[Source data]
□ □ □ □
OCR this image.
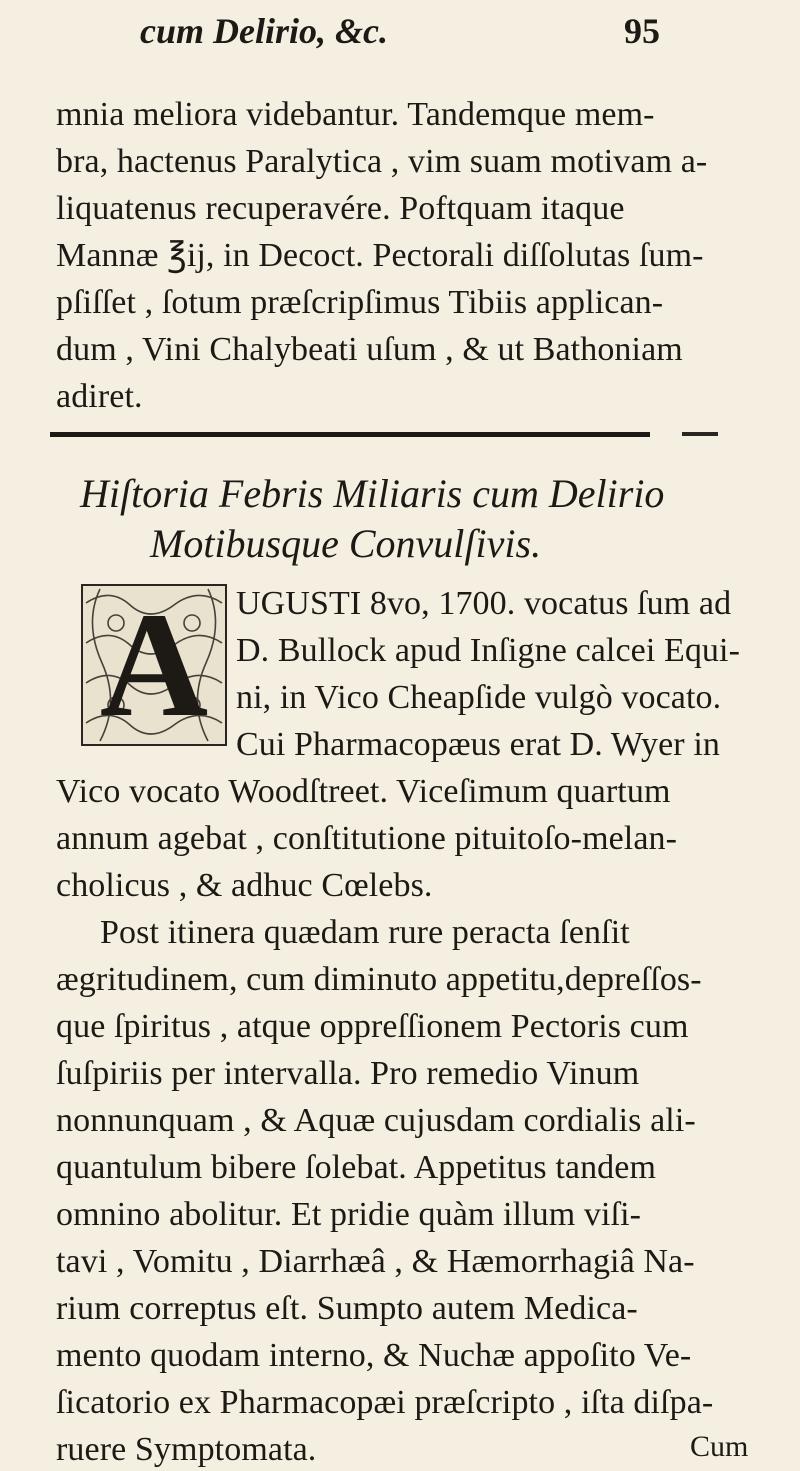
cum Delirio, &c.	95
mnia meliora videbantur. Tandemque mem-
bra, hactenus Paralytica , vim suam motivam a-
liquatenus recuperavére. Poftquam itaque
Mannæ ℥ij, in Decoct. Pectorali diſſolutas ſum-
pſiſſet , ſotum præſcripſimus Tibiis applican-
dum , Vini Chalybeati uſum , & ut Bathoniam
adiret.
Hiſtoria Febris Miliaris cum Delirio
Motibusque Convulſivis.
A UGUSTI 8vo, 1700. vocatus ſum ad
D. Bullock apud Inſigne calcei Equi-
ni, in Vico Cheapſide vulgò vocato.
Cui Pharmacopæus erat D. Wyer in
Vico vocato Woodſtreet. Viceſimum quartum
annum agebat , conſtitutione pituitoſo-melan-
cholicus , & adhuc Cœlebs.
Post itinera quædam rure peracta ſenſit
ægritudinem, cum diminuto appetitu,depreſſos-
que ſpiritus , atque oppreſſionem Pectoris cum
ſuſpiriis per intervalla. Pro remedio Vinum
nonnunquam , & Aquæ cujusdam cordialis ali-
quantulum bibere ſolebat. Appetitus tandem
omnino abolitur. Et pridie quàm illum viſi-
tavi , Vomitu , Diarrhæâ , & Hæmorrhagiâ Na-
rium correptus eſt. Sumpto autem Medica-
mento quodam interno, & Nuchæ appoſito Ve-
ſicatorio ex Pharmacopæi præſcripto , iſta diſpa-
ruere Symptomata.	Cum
□ □ □ □
Output all of the records exactly as they appear above, but not the pictures.

OCR this image.
cum Delirio, &c.	95
mnia meliora videbantur. Tandemque mem-
bra, hactenus Paralytica , vim suam motivam a-
liquatenus recuperavére. Poftquam itaque
Mannæ ℥ij, in Decoct. Pectorali diſſolutas ſum-
pſiſſet , ſotum præſcripſimus Tibiis applican-
dum , Vini Chalybeati uſum , & ut Bathoniam
adiret.
Hiſtoria Febris Miliaris cum Delirio
Motibusque Convulſivis.
A UGUSTI 8vo, 1700. vocatus ſum ad
D. Bullock apud Inſigne calcei Equi-
ni, in Vico Cheapſide vulgò vocato.
Cui Pharmacopæus erat D. Wyer in
Vico vocato Woodſtreet. Viceſimum quartum
annum agebat , conſtitutione pituitoſo-melan-
cholicus , & adhuc Cœlebs.
Post itinera quædam rure peracta ſenſit
ægritudinem, cum diminuto appetitu,depreſſos-
que ſpiritus , atque oppreſſionem Pectoris cum
ſuſpiriis per intervalla. Pro remedio Vinum
nonnunquam , & Aquæ cujusdam cordialis ali-
quantulum bibere ſolebat. Appetitus tandem
omnino abolitur. Et pridie quàm illum viſi-
tavi , Vomitu , Diarrhæâ , & Hæmorrhagiâ Na-
rium correptus eſt. Sumpto autem Medica-
mento quodam interno, & Nuchæ appoſito Ve-
ſicatorio ex Pharmacopæi præſcripto , iſta diſpa-
ruere Symptomata.	Cum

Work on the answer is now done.